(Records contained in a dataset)

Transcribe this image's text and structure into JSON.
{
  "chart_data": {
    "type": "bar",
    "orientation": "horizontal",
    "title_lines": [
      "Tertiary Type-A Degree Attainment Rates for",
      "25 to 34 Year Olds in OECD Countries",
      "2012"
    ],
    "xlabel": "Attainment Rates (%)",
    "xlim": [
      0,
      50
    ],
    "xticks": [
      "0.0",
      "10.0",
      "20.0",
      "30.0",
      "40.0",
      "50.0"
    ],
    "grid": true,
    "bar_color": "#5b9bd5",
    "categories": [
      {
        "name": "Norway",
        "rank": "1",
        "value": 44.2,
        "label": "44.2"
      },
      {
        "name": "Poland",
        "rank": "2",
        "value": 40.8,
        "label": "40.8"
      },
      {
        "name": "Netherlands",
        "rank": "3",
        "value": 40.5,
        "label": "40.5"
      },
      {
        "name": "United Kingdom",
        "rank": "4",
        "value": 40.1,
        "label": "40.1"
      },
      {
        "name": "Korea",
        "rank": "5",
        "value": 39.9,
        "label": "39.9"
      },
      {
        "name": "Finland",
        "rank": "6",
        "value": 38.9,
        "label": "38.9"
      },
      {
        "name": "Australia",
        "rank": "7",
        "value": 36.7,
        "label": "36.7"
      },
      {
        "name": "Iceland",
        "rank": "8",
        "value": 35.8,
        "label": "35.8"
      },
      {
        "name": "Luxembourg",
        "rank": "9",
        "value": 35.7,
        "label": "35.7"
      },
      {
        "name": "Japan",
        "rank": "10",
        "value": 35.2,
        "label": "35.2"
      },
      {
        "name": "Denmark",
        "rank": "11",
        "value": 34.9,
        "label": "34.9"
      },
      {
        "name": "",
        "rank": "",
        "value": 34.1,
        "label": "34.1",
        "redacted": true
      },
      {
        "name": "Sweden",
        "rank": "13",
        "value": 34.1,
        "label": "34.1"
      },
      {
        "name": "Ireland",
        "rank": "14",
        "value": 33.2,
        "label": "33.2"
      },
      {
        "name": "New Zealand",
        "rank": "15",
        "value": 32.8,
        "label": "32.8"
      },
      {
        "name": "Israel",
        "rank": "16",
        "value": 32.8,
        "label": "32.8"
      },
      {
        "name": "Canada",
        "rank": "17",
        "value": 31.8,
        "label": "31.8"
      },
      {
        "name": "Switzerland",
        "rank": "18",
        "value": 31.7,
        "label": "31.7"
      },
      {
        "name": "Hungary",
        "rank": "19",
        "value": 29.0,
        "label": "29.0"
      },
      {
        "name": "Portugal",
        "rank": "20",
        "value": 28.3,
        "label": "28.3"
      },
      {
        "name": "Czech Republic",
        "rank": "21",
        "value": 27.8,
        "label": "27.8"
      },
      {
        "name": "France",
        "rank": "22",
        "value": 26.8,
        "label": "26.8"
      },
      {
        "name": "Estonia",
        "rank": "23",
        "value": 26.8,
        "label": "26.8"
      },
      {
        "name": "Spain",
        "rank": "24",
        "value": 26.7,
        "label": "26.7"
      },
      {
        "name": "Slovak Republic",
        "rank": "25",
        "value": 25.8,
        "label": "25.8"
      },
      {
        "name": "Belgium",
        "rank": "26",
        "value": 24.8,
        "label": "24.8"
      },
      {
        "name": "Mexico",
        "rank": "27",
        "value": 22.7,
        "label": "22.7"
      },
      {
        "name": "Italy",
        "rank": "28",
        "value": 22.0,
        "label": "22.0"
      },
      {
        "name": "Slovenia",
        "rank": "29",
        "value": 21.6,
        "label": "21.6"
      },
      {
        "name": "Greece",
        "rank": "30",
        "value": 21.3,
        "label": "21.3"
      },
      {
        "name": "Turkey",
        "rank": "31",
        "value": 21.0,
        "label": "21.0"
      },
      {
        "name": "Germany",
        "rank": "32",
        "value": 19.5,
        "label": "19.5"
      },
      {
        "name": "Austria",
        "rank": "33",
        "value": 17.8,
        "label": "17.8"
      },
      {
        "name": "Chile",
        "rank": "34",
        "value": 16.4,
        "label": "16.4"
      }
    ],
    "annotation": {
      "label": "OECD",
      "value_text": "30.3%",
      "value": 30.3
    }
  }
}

* * *

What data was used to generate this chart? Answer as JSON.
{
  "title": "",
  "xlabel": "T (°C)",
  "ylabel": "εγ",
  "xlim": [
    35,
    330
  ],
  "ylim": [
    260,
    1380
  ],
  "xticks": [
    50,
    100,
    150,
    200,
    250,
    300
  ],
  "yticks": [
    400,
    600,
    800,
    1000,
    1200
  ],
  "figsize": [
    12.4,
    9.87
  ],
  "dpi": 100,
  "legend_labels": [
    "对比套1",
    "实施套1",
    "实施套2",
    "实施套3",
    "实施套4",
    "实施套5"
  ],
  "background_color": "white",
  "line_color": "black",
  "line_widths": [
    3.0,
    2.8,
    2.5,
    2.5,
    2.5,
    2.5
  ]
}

---

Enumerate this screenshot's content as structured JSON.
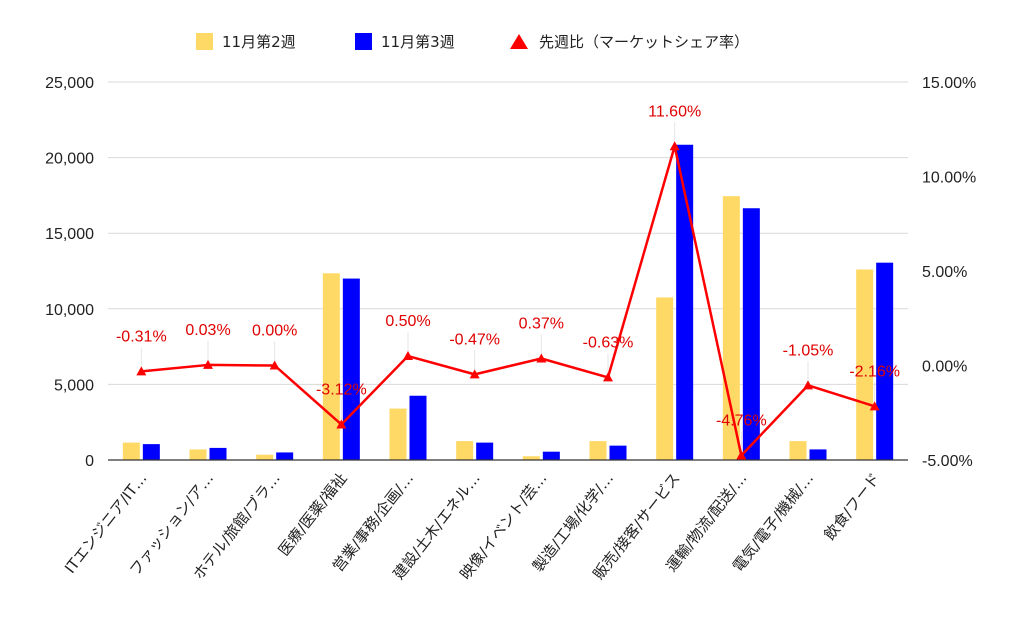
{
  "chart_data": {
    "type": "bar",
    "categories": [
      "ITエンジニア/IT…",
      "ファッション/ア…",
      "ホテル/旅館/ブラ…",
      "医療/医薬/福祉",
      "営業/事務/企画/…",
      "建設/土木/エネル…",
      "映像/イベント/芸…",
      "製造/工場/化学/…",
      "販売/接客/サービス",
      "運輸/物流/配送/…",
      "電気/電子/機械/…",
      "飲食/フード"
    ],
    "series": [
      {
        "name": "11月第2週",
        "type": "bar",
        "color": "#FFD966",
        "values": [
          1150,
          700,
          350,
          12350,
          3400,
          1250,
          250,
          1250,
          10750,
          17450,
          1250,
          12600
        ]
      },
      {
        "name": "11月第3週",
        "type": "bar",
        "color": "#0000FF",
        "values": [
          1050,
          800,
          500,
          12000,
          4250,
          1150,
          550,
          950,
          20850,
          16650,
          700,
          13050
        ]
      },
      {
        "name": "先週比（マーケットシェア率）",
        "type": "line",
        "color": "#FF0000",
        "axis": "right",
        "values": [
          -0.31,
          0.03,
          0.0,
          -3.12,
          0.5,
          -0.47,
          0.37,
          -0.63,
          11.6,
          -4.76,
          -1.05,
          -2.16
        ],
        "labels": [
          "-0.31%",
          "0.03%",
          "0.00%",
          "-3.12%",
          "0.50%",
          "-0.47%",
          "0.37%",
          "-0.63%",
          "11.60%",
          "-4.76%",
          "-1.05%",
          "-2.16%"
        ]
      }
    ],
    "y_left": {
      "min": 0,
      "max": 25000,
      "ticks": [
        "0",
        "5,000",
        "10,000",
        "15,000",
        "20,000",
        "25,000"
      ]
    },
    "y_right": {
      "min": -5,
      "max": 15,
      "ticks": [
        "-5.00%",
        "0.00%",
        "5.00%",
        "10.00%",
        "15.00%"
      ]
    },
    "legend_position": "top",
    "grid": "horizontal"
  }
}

— TASK DESCRIPTION —
Determine how many lines of the listing hold the word "Republic" and reply with that figure alone.

— RESPONSE FOR THIS EXERCISE —
2